## BEGIN Information supplied
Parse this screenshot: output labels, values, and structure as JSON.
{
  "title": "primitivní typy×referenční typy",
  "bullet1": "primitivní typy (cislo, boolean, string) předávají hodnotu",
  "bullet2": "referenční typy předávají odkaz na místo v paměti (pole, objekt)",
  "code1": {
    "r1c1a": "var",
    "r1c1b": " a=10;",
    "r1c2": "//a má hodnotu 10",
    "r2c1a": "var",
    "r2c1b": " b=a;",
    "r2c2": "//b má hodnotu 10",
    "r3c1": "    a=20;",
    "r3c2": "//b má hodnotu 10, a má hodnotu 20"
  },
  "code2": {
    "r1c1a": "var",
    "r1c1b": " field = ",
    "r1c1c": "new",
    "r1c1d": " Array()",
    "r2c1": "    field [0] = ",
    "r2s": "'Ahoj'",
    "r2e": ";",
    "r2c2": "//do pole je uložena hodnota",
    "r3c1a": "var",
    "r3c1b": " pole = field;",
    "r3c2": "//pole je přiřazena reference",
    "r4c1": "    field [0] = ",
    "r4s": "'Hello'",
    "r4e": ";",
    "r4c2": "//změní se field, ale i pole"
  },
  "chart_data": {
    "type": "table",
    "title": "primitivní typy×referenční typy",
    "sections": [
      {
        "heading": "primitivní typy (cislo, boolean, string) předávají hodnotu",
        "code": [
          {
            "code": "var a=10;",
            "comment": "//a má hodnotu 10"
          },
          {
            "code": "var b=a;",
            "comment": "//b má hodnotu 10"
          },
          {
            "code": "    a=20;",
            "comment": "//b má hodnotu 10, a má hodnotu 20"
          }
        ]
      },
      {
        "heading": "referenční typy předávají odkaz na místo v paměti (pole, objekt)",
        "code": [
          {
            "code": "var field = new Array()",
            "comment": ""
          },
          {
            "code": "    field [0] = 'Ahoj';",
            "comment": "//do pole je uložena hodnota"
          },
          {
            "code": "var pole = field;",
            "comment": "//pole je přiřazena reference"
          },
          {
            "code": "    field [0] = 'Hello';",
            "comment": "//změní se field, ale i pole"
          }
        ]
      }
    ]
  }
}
## END Information supplied
_Exercise description_:
Which lines include the word "přiřazena"? Copy every one of them.

_Complete answer_:
    "r3c2": "//pole je přiřazena reference",
            "comment": "//pole je přiřazena reference"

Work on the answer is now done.